◆ EXERCISE
Scan the lines below for "Рябина"; report the number of lines that contain it, and only that.

◆ RECORDS SHOWN
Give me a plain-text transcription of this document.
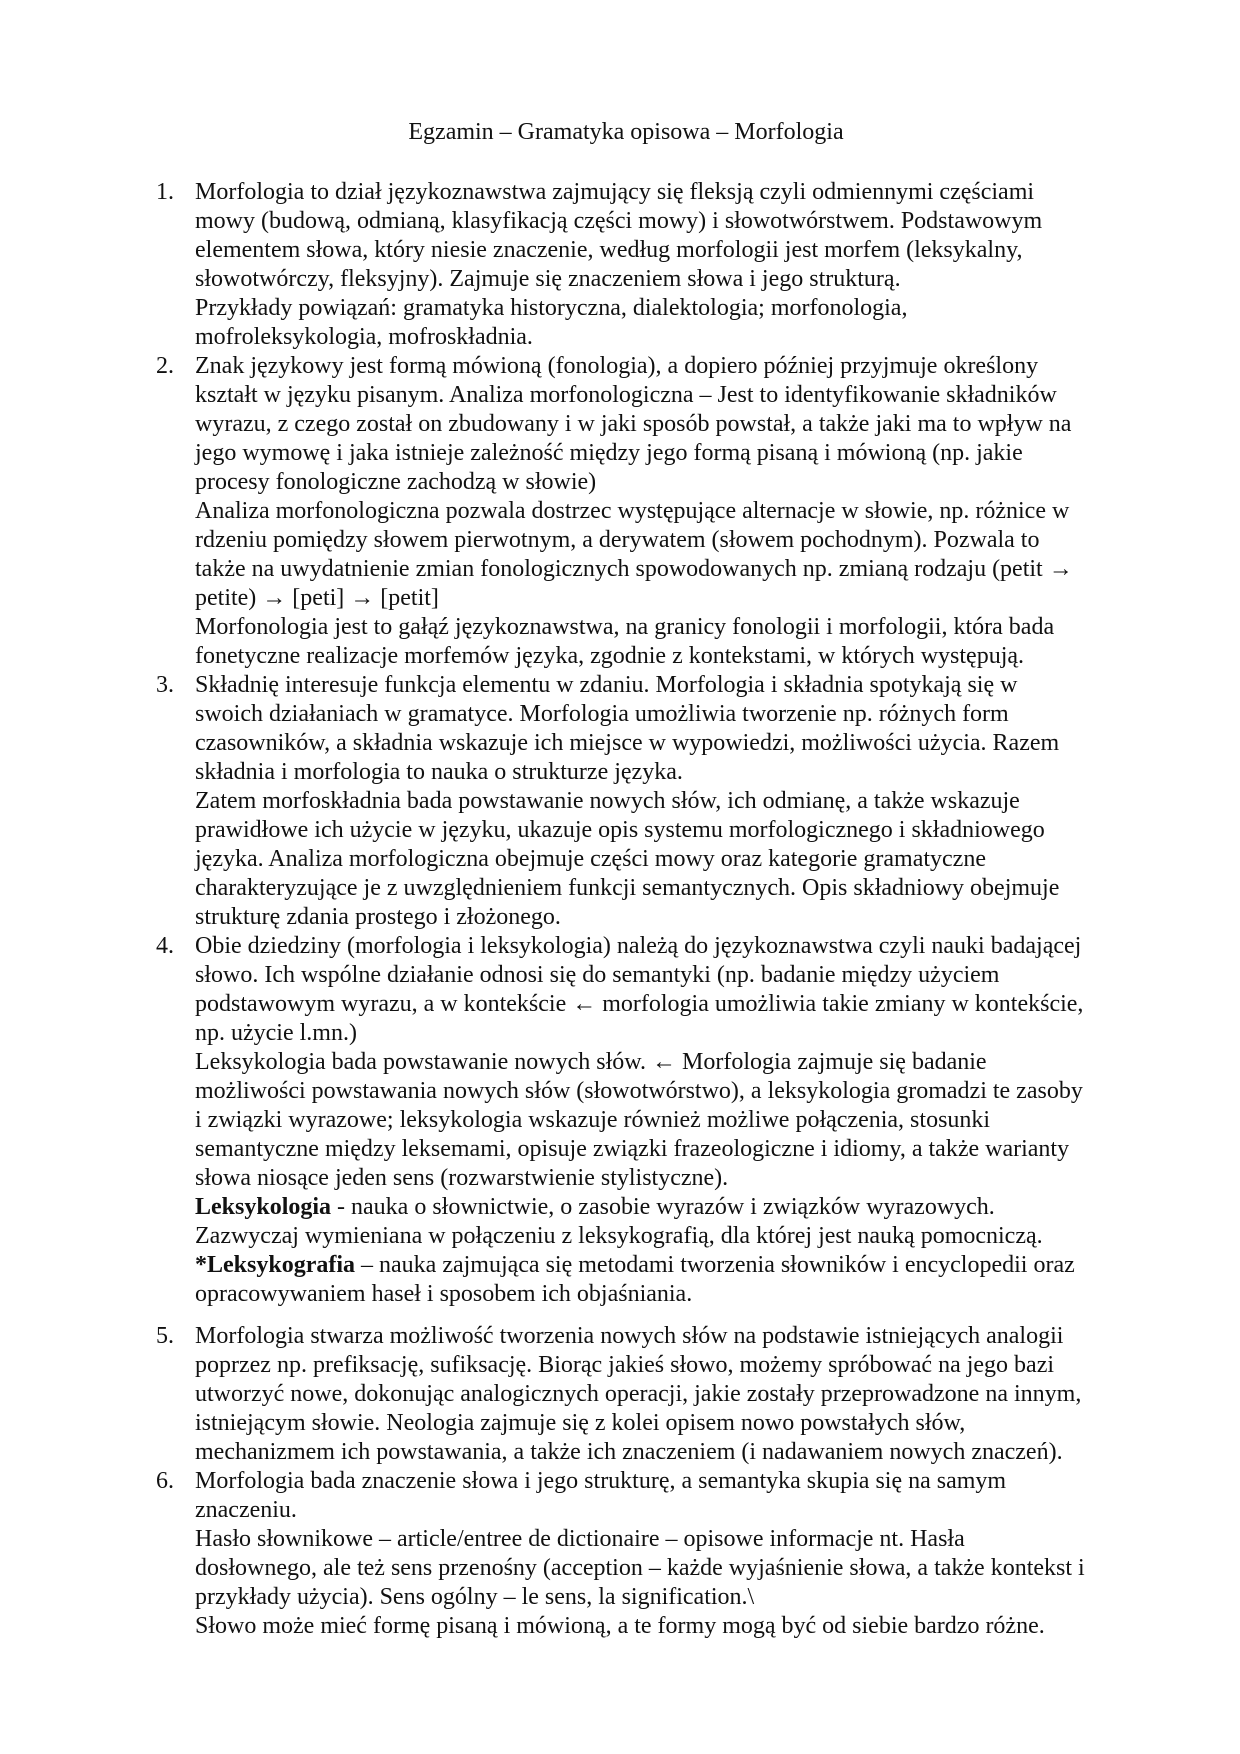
Egzamin – Gramatyka opisowa – Morfologia
1. Morfologia to dział językoznawstwa zajmujący się fleksją czyli odmiennymi częściami
mowy (budową, odmianą, klasyfikacją części mowy) i słowotwórstwem. Podstawowym
elementem słowa, który niesie znaczenie, według morfologii jest morfem (leksykalny,
słowotwórczy, fleksyjny). Zajmuje się znaczeniem słowa i jego strukturą.
Przykłady powiązań: gramatyka historyczna, dialektologia; morfonologia,
mofroleksykologia, mofroskładnia.
2. Znak językowy jest formą mówioną (fonologia), a dopiero później przyjmuje określony
kształt w języku pisanym. Analiza morfonologiczna – Jest to identyfikowanie składników
wyrazu, z czego został on zbudowany i w jaki sposób powstał, a także jaki ma to wpływ na
jego wymowę i jaka istnieje zależność między jego formą pisaną i mówioną (np. jakie
procesy fonologiczne zachodzą w słowie)
Analiza morfonologiczna pozwala dostrzec występujące alternacje w słowie, np. różnice w
rdzeniu pomiędzy słowem pierwotnym, a derywatem (słowem pochodnym). Pozwala to
także na uwydatnienie zmian fonologicznych spowodowanych np. zmianą rodzaju (petit →
petite) → [peti] → [petit]
Morfonologia jest to gałąź językoznawstwa, na granicy fonologii i morfologii, która bada
fonetyczne realizacje morfemów języka, zgodnie z kontekstami, w których występują.
3. Składnię interesuje funkcja elementu w zdaniu. Morfologia i składnia spotykają się w
swoich działaniach w gramatyce. Morfologia umożliwia tworzenie np. różnych form
czasowników, a składnia wskazuje ich miejsce w wypowiedzi, możliwości użycia. Razem
składnia i morfologia to nauka o strukturze języka.
Zatem morfoskładnia bada powstawanie nowych słów, ich odmianę, a także wskazuje
prawidłowe ich użycie w języku, ukazuje opis systemu morfologicznego i składniowego
języka. Analiza morfologiczna obejmuje części mowy oraz kategorie gramatyczne
charakteryzujące je z uwzględnieniem funkcji semantycznych. Opis składniowy obejmuje
strukturę zdania prostego i złożonego.
4. Obie dziedziny (morfologia i leksykologia) należą do językoznawstwa czyli nauki badającej
słowo. Ich wspólne działanie odnosi się do semantyki (np. badanie między użyciem
podstawowym wyrazu, a w kontekście ← morfologia umożliwia takie zmiany w kontekście,
np. użycie l.mn.)
Leksykologia bada powstawanie nowych słów. ← Morfologia zajmuje się badanie
możliwości powstawania nowych słów (słowotwórstwo), a leksykologia gromadzi te zasoby
i związki wyrazowe; leksykologia wskazuje również możliwe połączenia, stosunki
semantyczne między leksemami, opisuje związki frazeologiczne i idiomy, a także warianty
słowa niosące jeden sens (rozwarstwienie stylistyczne).
Leksykologia - nauka o słownictwie, o zasobie wyrazów i związków wyrazowych.
Zazwyczaj wymieniana w połączeniu z leksykografią, dla której jest nauką pomocniczą.
*Leksykografia – nauka zajmująca się metodami tworzenia słowników i encyclopedii oraz
opracowywaniem haseł i sposobem ich objaśniania.
5. Morfologia stwarza możliwość tworzenia nowych słów na podstawie istniejących analogii
poprzez np. prefiksację, sufiksację. Biorąc jakieś słowo, możemy spróbować na jego bazi
utworzyć nowe, dokonując analogicznych operacji, jakie zostały przeprowadzone na innym,
istniejącym słowie. Neologia zajmuje się z kolei opisem nowo powstałych słów,
mechanizmem ich powstawania, a także ich znaczeniem (i nadawaniem nowych znaczeń).
6. Morfologia bada znaczenie słowa i jego strukturę, a semantyka skupia się na samym
znaczeniu.
Hasło słownikowe – article/entree de dictionaire – opisowe informacje nt. Hasła
dosłownego, ale też sens przenośny (acception – każde wyjaśnienie słowa, a także kontekst i
przykłady użycia). Sens ogólny – le sens, la signification.\
Słowo może mieć formę pisaną i mówioną, a te formy mogą być od siebie bardzo różne.
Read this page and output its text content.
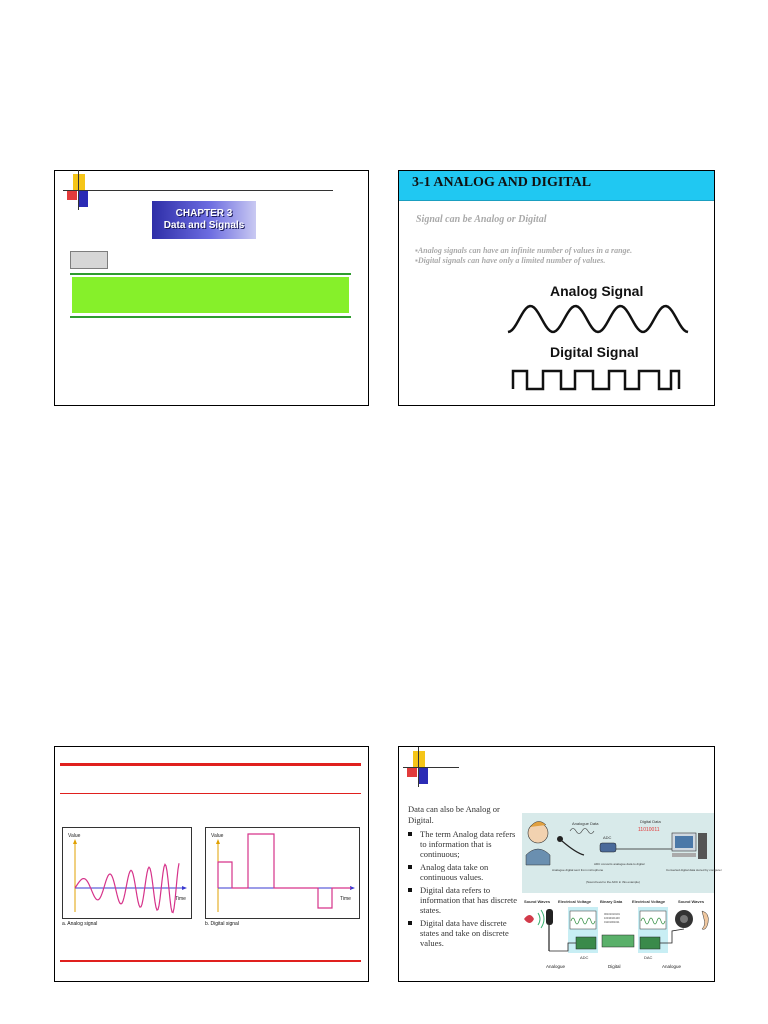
CHAPTER 3
Data and Signals
3-1 ANALOG AND DIGITAL
Signal can be Analog or Digital
▪Analog signals can have an infinite number of values in a range.
▪Digital signals can have only a limited number of values.
Analog Signal
Digital Signal
Value
Time
a. Analog signal
Value
Time
b. Digital signal
Data can also be Analog or Digital.
The term Analog data refers to information that is continuous;
Analog data take on continuous values.
Digital data refers to information that has discrete states.
Digital data have discrete states and take on discrete values.
Analogue Data
ADC
Digital Data
11010011
Analogue digital sent from microphone
ADC converts analogue data to digital
Converted digital data stored by computer
(Sound level to the ADC in this example)
Sound Waves Electrical Voltage Binary Data Electrical Voltage	Sound Waves
ADC
00101010101
10010101100
01101001011
DAC
Analogue	Digital	Analogue
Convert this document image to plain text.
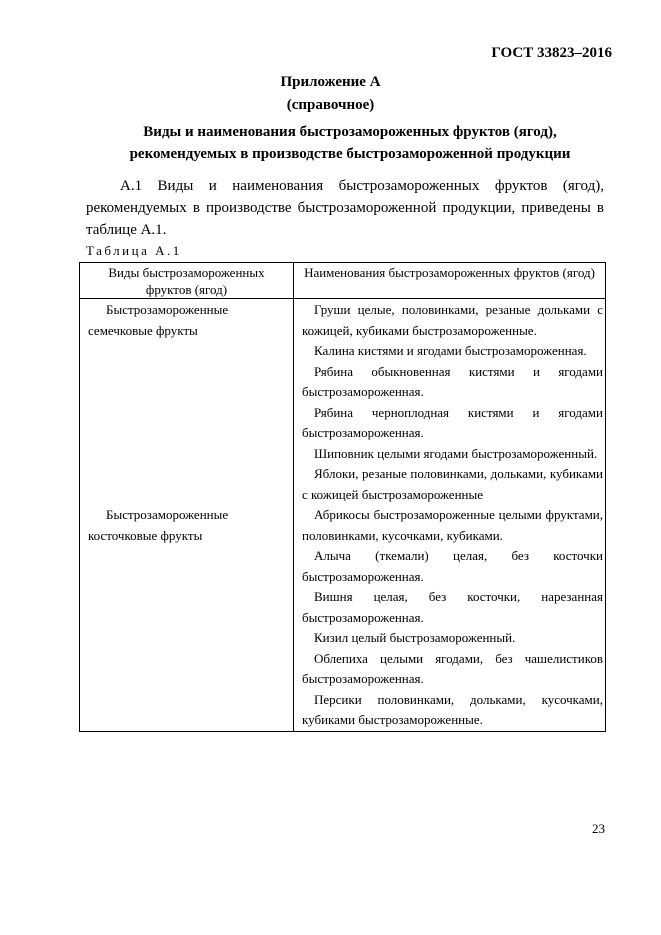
ГОСТ 33823–2016
Приложение А
(справочное)
Виды и наименования быстрозамороженных фруктов (ягод),
рекомендуемых в производстве быстрозамороженной продукции
А.1 Виды и наименования быстрозамороженных фруктов (ягод), рекомендуемых в производстве быстрозамороженной продукции, приведены в таблице А.1.
Таблица А.1
Виды быстрозамороженных фруктов (ягод)	Наименования быстрозамороженных фруктов (ягод)

Быстрозамороженные семечковые фрукты	Груши целые, половинками, резаные дольками с кожицей, кубиками быстрозамороженные.

	Калина кистями и ягодами быстрозамороженная.

	Рябина обыкновенная кистями и ягодами быстрозамороженная.

	Рябина черноплодная кистями и ягодами быстрозамороженная.

	Шиповник целыми ягодами быстрозамороженный.

	Яблоки, резаные половинками, дольками, кубиками с кожицей быстрозамороженные

Быстрозамороженные косточковые фрукты	Абрикосы быстрозамороженные целыми фруктами, половинками, кусочками, кубиками.

	Алыча (ткемали) целая, без косточки быстрозамороженная.

	Вишня целая, без косточки, нарезанная быстрозамороженная.

	Кизил целый быстрозамороженный.

	Облепиха целыми ягодами, без чашелистиков быстрозамороженная.

	Персики половинками, дольками, кусочками, кубиками быстрозамороженные.
23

◆ ANSWER FOR THIS EXERCISE
2